## SET TASK
In the material below, find all lines with the string "konsekvenser" and copy them.

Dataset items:

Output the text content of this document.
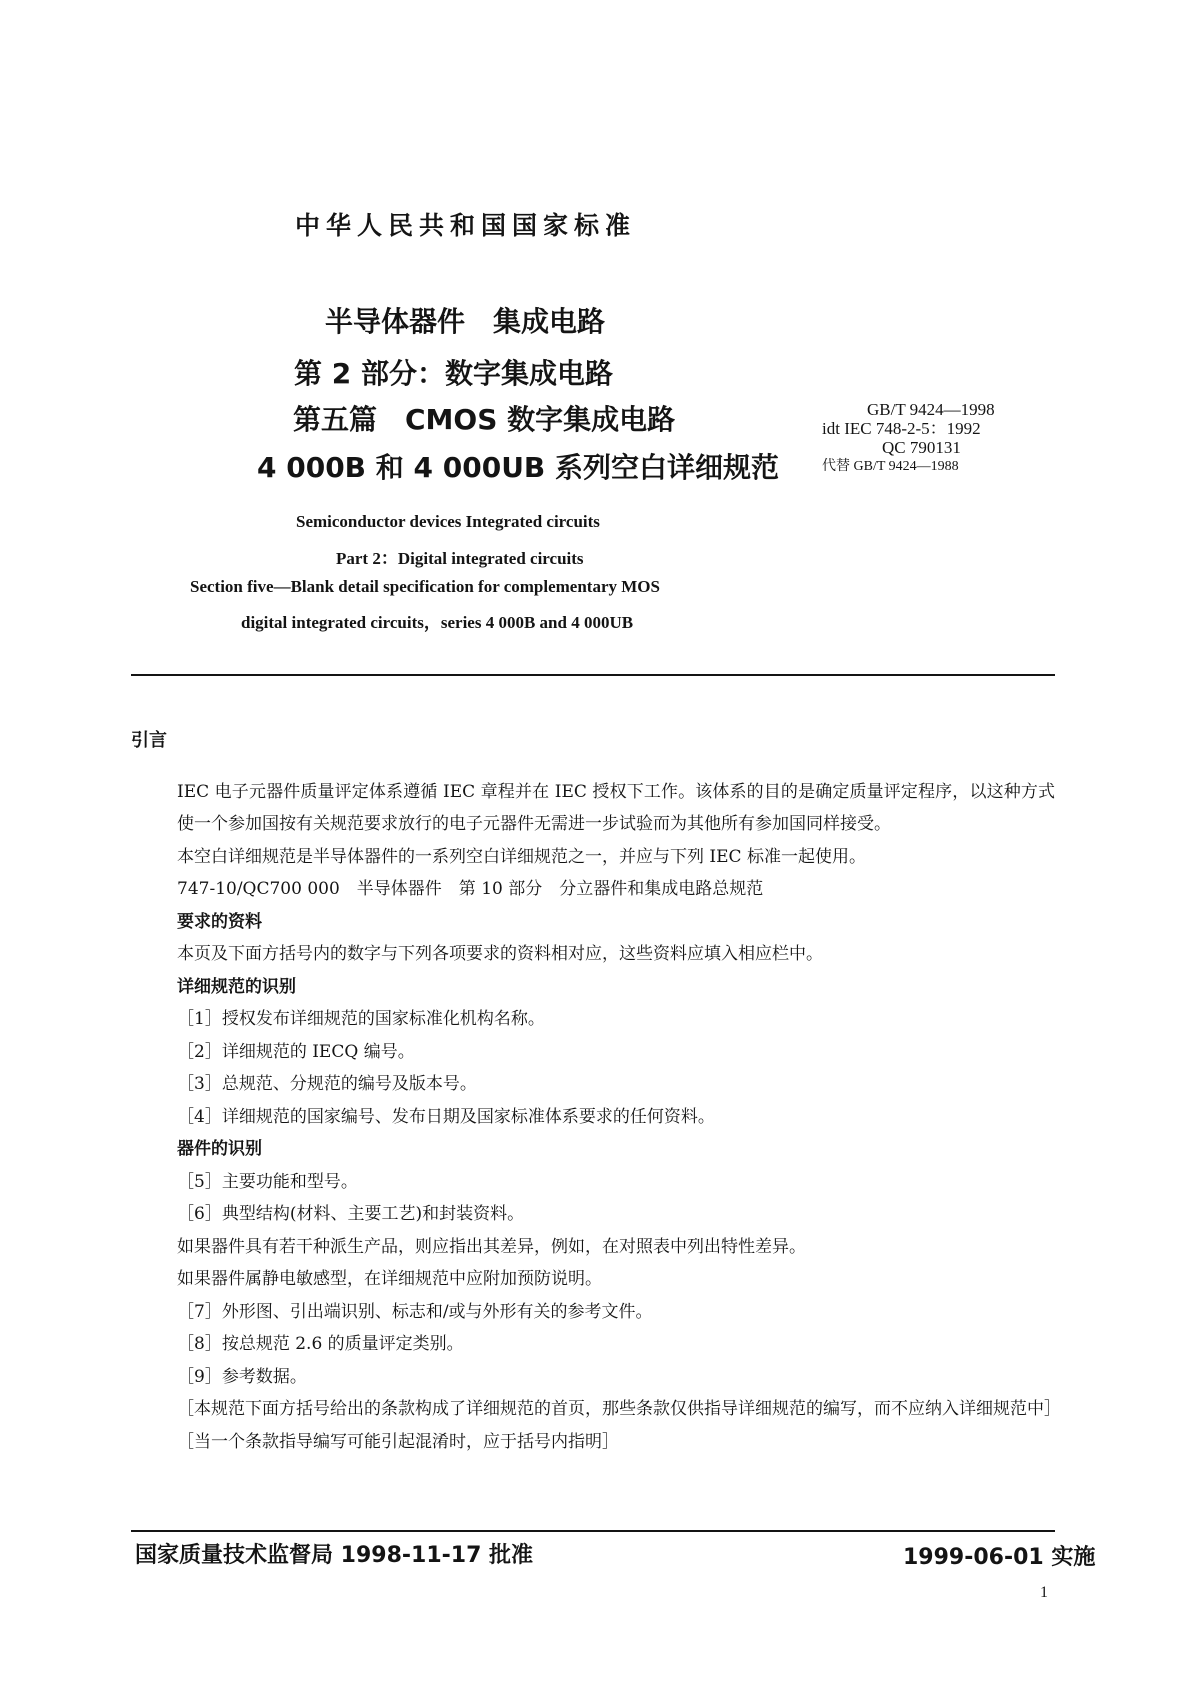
中华人民共和国国家标准
半导体器件　集成电路
第 2 部分：数字集成电路
第五篇　CMOS 数字集成电路
4 000B 和 4 000UB 系列空白详细规范
GB/T 9424—1998
idt IEC 748-2-5：1992
QC 790131
代替 GB/T 9424—1988
Semiconductor devices Integrated circuits
Part 2：Digital integrated circuits
Section five—Blank detail specification for complementary MOS
digital integrated circuits，series 4 000B and 4 000UB

引言

IEC 电子元器件质量评定体系遵循 IEC 章程并在 IEC 授权下工作。该体系的目的是确定质量评定程序，以这种方式使一个参加国按有关规范要求放行的电子元器件无需进一步试验而为其他所有参加国同样接受。

本空白详细规范是半导体器件的一系列空白详细规范之一，并应与下列 IEC 标准一起使用。

747-10/QC700 000　半导体器件　第 10 部分　分立器件和集成电路总规范

要求的资料

本页及下面方括号内的数字与下列各项要求的资料相对应，这些资料应填入相应栏中。

详细规范的识别

［1］授权发布详细规范的国家标准化机构名称。

［2］详细规范的 IECQ 编号。

［3］总规范、分规范的编号及版本号。

［4］详细规范的国家编号、发布日期及国家标准体系要求的任何资料。

器件的识别

［5］主要功能和型号。

［6］典型结构(材料、主要工艺)和封装资料。

如果器件具有若干种派生产品，则应指出其差异，例如，在对照表中列出特性差异。

如果器件属静电敏感型，在详细规范中应附加预防说明。

［7］外形图、引出端识别、标志和/或与外形有关的参考文件。

［8］按总规范 2.6 的质量评定类别。

［9］参考数据。

［本规范下面方括号给出的条款构成了详细规范的首页，那些条款仅供指导详细规范的编写，而不应纳入详细规范中］

［当一个条款指导编写可能引起混淆时，应于括号内指明］

国家质量技术监督局 1998-11-17 批准	1999-06-01 实施
1
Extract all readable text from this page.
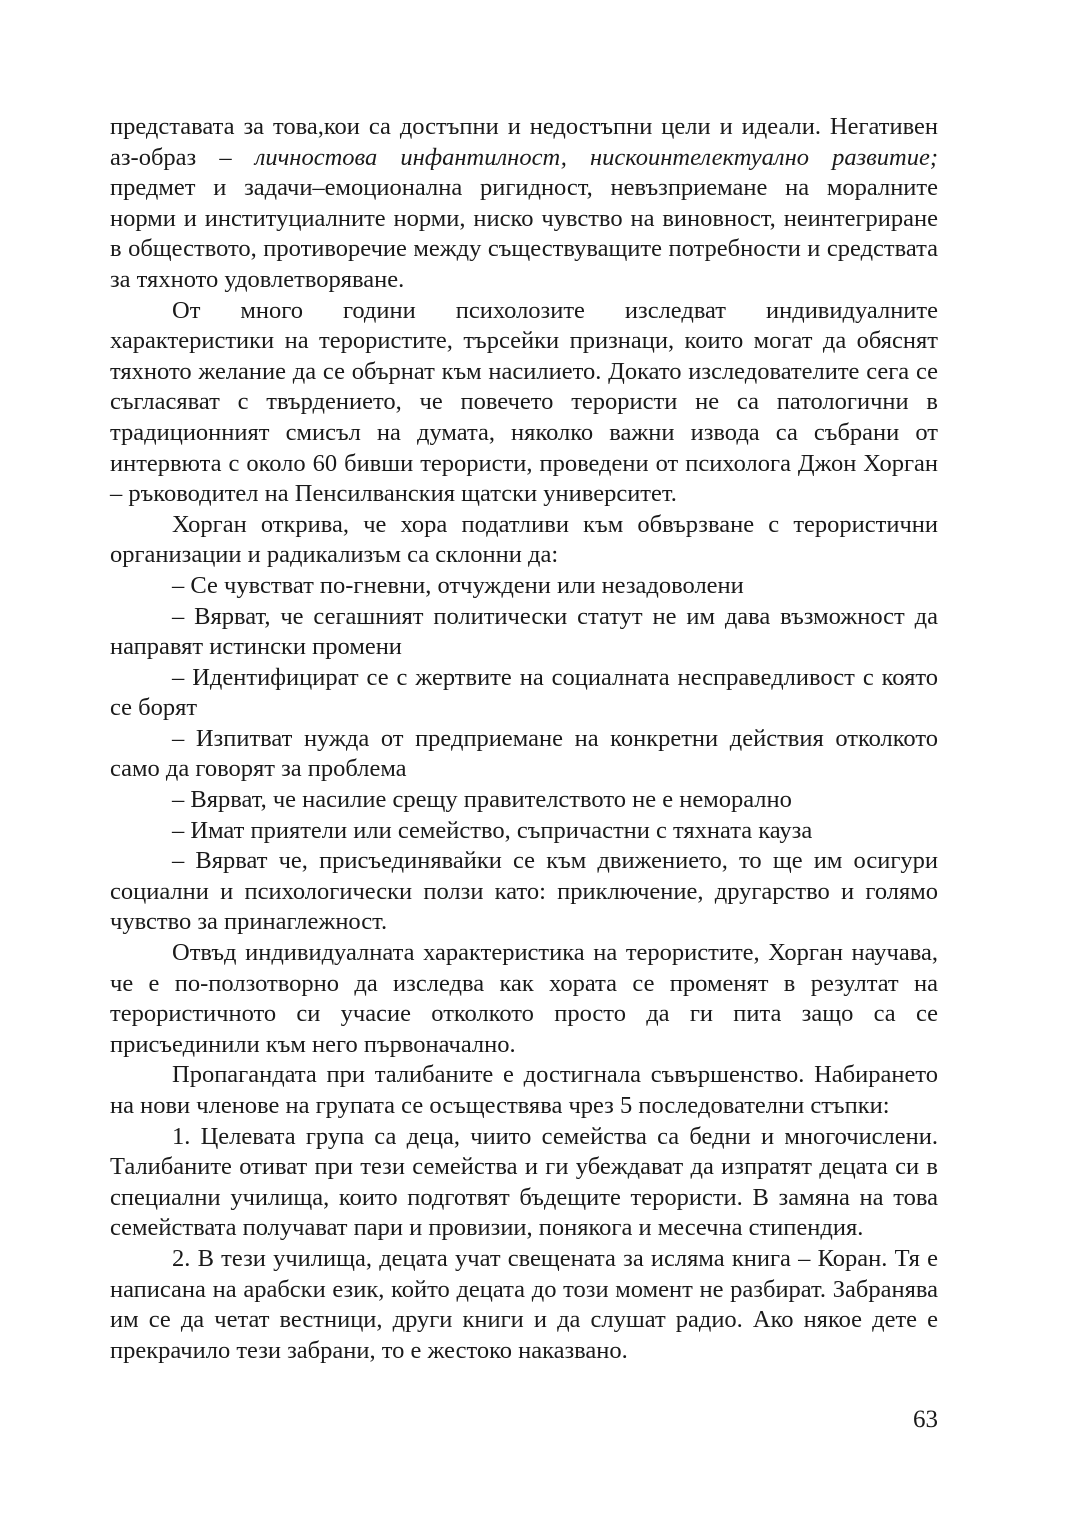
представата за това,кои са достъпни и недостъпни цели и идеали. Негативен аз-образ – личностова инфантилност, нискоинтелектуално развитие; предмет и задачи–емоционална ригидност, невъзприемане на моралните норми и институциалните норми, ниско чувство на виновност, неинтегриране в обществото, противоречие между съществуващите потребности и средствата за тяхното удовлетворяване.

От много години психолозите изследват индивидуалните характеристики на терористите, търсейки признаци, които могат да обяснят тяхното желание да се обърнат към насилието. Докато изследователите сега се съгласяват с твърдението, че повечето терористи не са патологични в традиционният смисъл на думата, няколко важни извода са събрани от интервюта с около 60 бивши терористи, проведени от психолога Джон Хорган – ръководител на Пенсилванския щатски университет.

Хорган открива, че хора податливи към обвързване с терористични организации и радикализъм са склонни да:

– Се чувстват по-гневни, отчуждени или незадоволени

– Вярват, че сегашният политически статут не им дава възможност да направят истински промени

– Идентифицират се с жертвите на социалната несправедливост с която се борят

– Изпитват нужда от предприемане на конкретни действия отколкото само да говорят за проблема

– Вярват, че насилие срещу правителството не е неморално

– Имат приятели или семейство, съпричастни с тяхната кауза

– Вярват че, присъединявайки се към движението, то ще им осигури социални и психологически ползи като: приключение, другарство и голямо чувство за принаглежност.

Отвъд индивидуалната характеристика на терористите, Хорган научава, че е по-ползотворно да изследва как хората се променят в резултат на терористичното си учасие отколкото просто да ги пита защо са се присъединили към него първоначално.

Пропагандата при талибаните е достигнала съвършенство. Набирането на нови членове на групата се осъществява чрез 5 последователни стъпки:

1. Целевата група са деца, чиито семейства са бедни и многочислени. Талибаните отиват при тези семейства и ги убеждават да изпратят децата си в специални училища, които подготвят бъдещите терористи. В замяна на това семействата получават пари и провизии, понякога и месечна стипендия.

2. В тези училища, децата учат свещената за исляма книга – Коран. Тя е написана на арабски език, който децата до този момент не разбират. Забранява им се да четат вестници, други книги и да слушат радио. Ако някое дете е прекрачило тези забрани, то е жестоко наказвано.

63
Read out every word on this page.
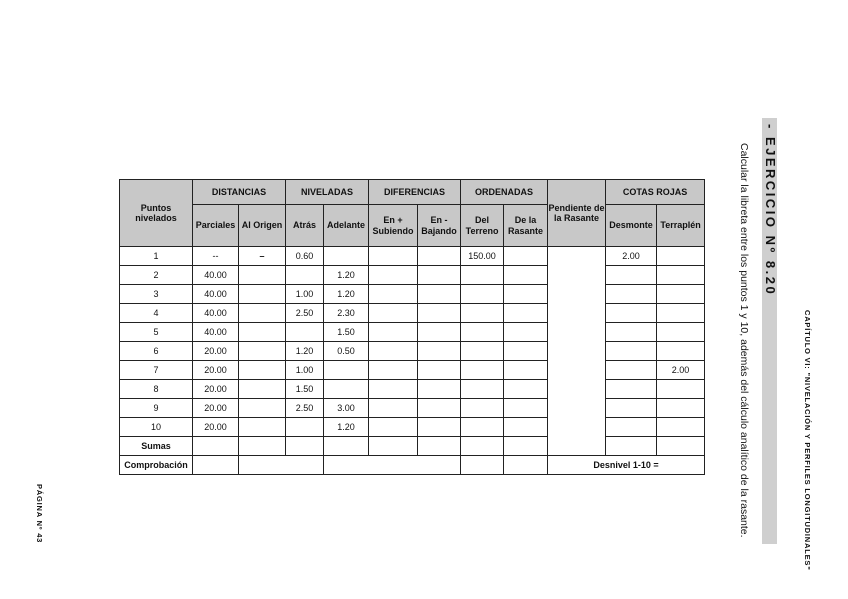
Puntos nivelados	DISTANCIAS		NIVELADAS		DIFERENCIAS		ORDENADAS		Pendiente de la Rasante	COTAS ROJAS	
	Parciales	Al Origen	Atrás	Adelante	En + Subiendo	En - Bajando	Del Terreno	De la Rasante		Desmonte	Terraplén
1	--	–	0.60				150.00			2.00	
2	40.00			1.20							
3	40.00		1.00	1.20							
4	40.00		2.50	2.30							
5	40.00			1.50							
6	20.00		1.20	0.50							
7	20.00		1.00								2.00
8	20.00		1.50								
9	20.00		2.50	3.00							
10	20.00			1.20							
Sumas											
Comprobación									Desnivel 1-10 =		
- EJERCICIO Nº 8.20
Calcular la libreta entre los puntos 1 y 10, además del cálculo analítico de la rasante.	CAPÍTULO VI: "NIVELACIÓN Y PERFILES LONGITUDINALES"
PÁGINA Nº 43
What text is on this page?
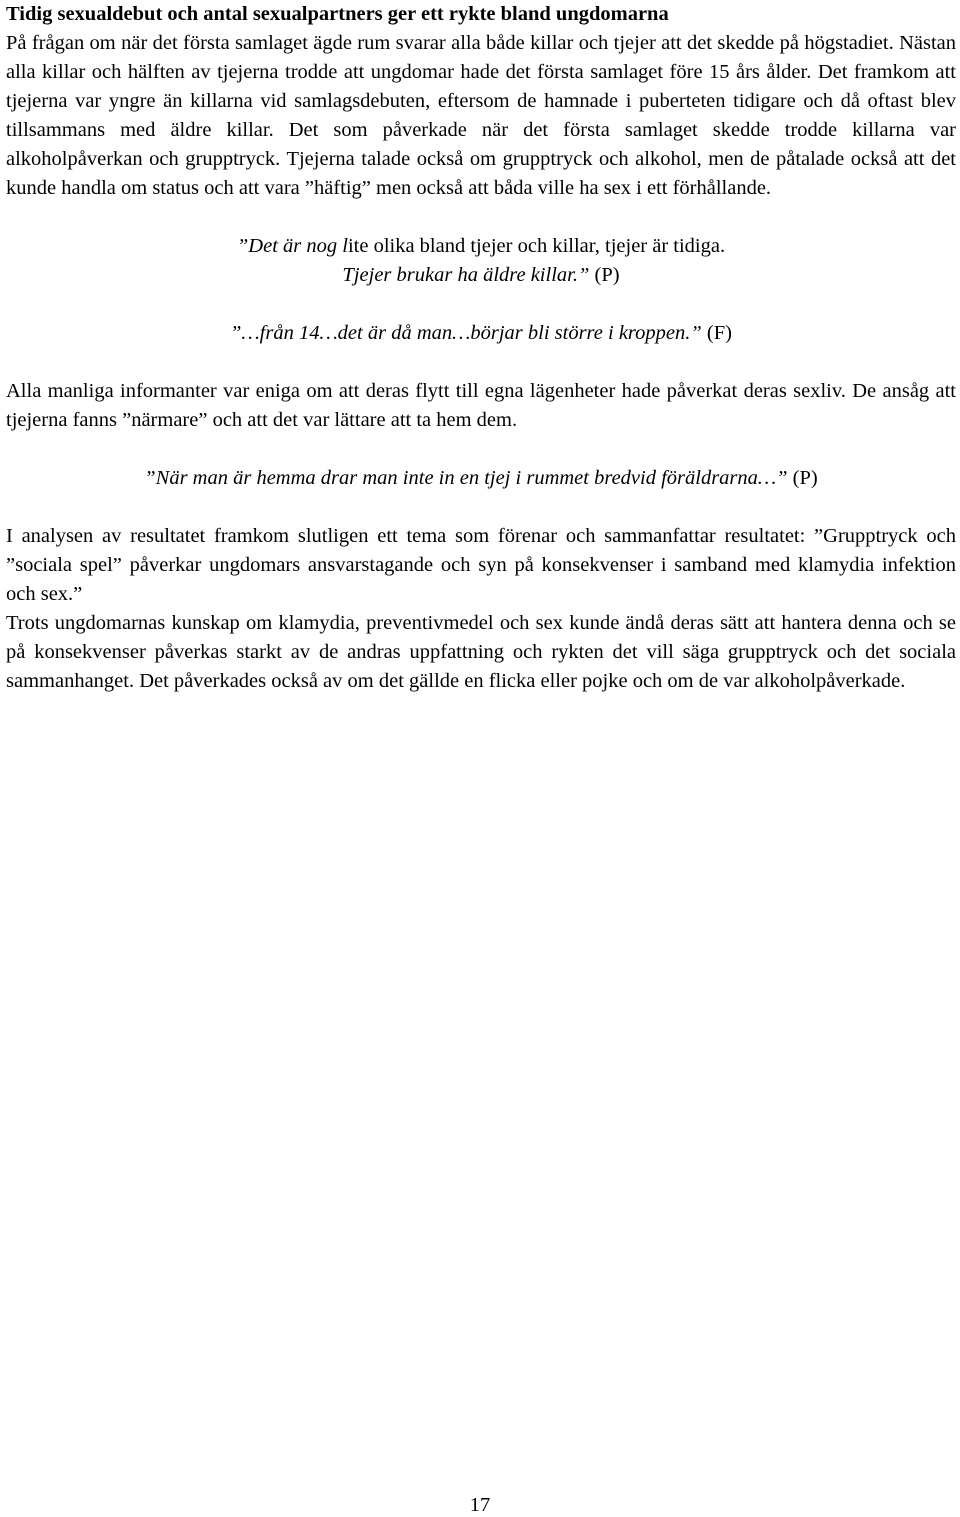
Tidig sexualdebut och antal sexualpartners ger ett rykte bland ungdomarna

På frågan om när det första samlaget ägde rum svarar alla både killar och tjejer att det skedde på högstadiet. Nästan alla killar och hälften av tjejerna trodde att ungdomar hade det första samlaget före 15 års ålder. Det framkom att tjejerna var yngre än killarna vid samlagsdebuten, eftersom de hamnade i puberteten tidigare och då oftast blev tillsammans med äldre killar. Det som påverkade när det första samlaget skedde trodde killarna var alkoholpåverkan och grupptryck. Tjejerna talade också om grupptryck och alkohol, men de påtalade också att det kunde handla om status och att vara ”häftig” men också att båda ville ha sex i ett förhållande.

”Det är nog lite olika bland tjejer och killar, tjejer är tidiga.
Tjejer brukar ha äldre killar.” (P)
”…från 14…det är då man…börjar bli större i kroppen.” (F)

Alla manliga informanter var eniga om att deras flytt till egna lägenheter hade påverkat deras sexliv. De ansåg att tjejerna fanns ”närmare” och att det var lättare att ta hem dem.

”När man är hemma drar man inte in en tjej i rummet bredvid föräldrarna…” (P)

I analysen av resultatet framkom slutligen ett tema som förenar och sammanfattar resultatet: ”Grupptryck och ”sociala spel” påverkar ungdomars ansvarstagande och syn på konsekvenser i samband med klamydia infektion och sex.”

Trots ungdomarnas kunskap om klamydia, preventivmedel och sex kunde ändå deras sätt att hantera denna och se på konsekvenser påverkas starkt av de andras uppfattning och rykten det vill säga grupptryck och det sociala sammanhanget. Det påverkades också av om det gällde en flicka eller pojke och om de var alkoholpåverkade.

17
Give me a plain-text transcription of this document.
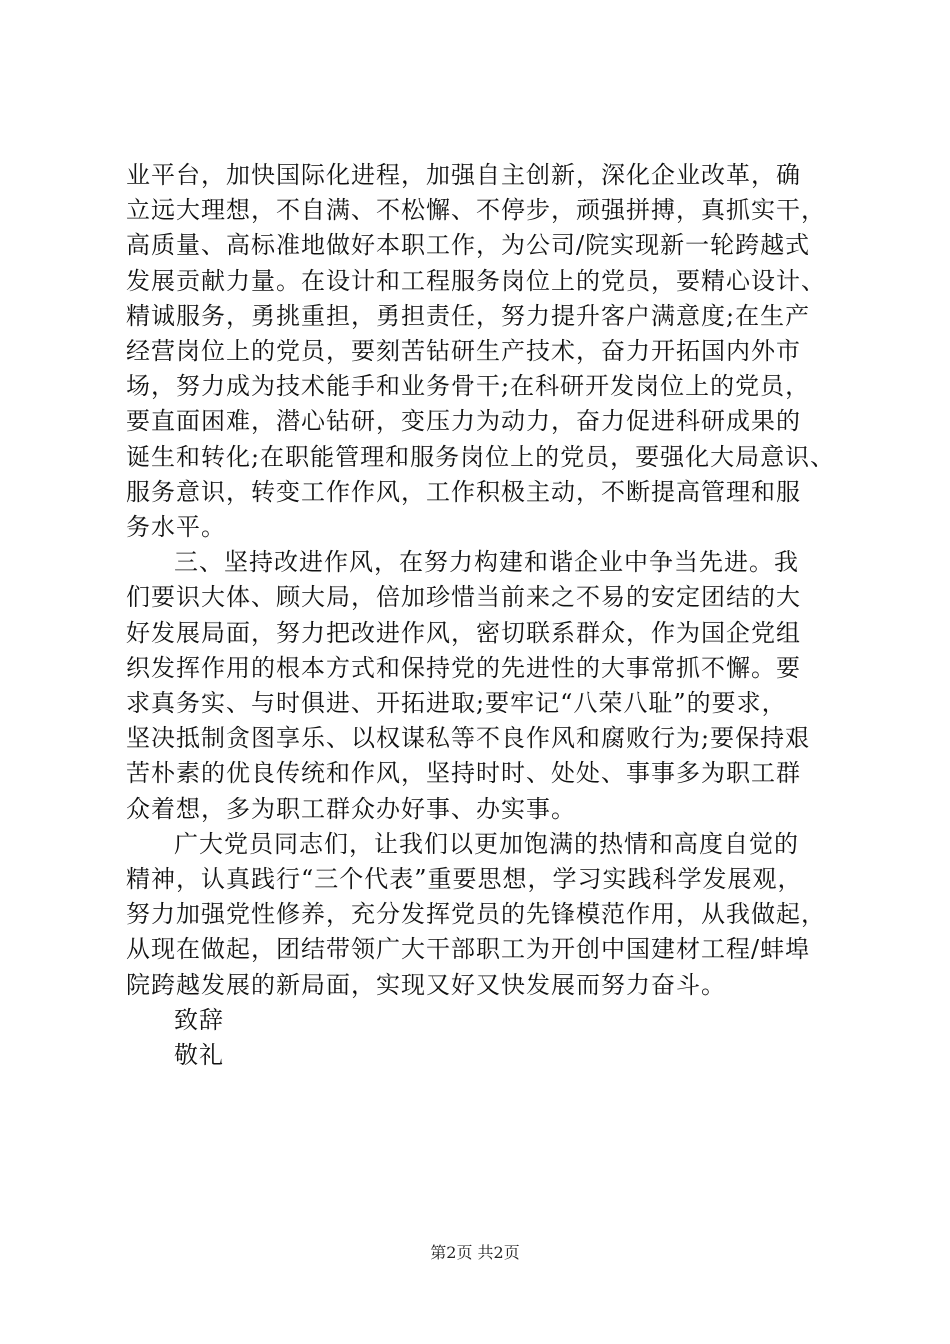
业平台，加快国际化进程，加强自主创新，深化企业改革，确
立远大理想，不自满、不松懈、不停步，顽强拼搏，真抓实干，
高质量、高标准地做好本职工作，为公司/院实现新一轮跨越式
发展贡献力量。在设计和工程服务岗位上的党员，要精心设计、
精诚服务，勇挑重担，勇担责任，努力提升客户满意度;在生产
经营岗位上的党员，要刻苦钻研生产技术，奋力开拓国内外市
场，努力成为技术能手和业务骨干;在科研开发岗位上的党员，
要直面困难，潜心钻研，变压力为动力，奋力促进科研成果的
诞生和转化;在职能管理和服务岗位上的党员，要强化大局意识、
服务意识，转变工作作风，工作积极主动，不断提高管理和服
务水平。

三、坚持改进作风，在努力构建和谐企业中争当先进。我
们要识大体、顾大局，倍加珍惜当前来之不易的安定团结的大
好发展局面，努力把改进作风，密切联系群众，作为国企党组
织发挥作用的根本方式和保持党的先进性的大事常抓不懈。要
求真务实、与时俱进、开拓进取;要牢记“八荣八耻”的要求，
坚决抵制贪图享乐、以权谋私等不良作风和腐败行为;要保持艰
苦朴素的优良传统和作风，坚持时时、处处、事事多为职工群
众着想，多为职工群众办好事、办实事。

广大党员同志们，让我们以更加饱满的热情和高度自觉的
精神，认真践行“三个代表”重要思想，学习实践科学发展观，
努力加强党性修养，充分发挥党员的先锋模范作用，从我做起，
从现在做起，团结带领广大干部职工为开创中国建材工程/蚌埠
院跨越发展的新局面，实现又好又快发展而努力奋斗。

致辞

敬礼

第2页 共2页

## THE RESPONSE
I analysen av resultatet framkom slutligen ett tema som förenar och sammanfattar resultatet: ”Grupptryck och ”sociala spel” påverkar ungdomars ansvarstagande och syn på konsekvenser i samband med klamydia infektion och sex.”
Trots ungdomarnas kunskap om klamydia, preventivmedel och sex kunde ändå deras sätt att hantera denna och se på konsekvenser påverkas starkt av de andras uppfattning och rykten det vill säga grupptryck och det sociala sammanhanget. Det påverkades också av om det gällde en flicka eller pojke och om de var alkoholpåverkade.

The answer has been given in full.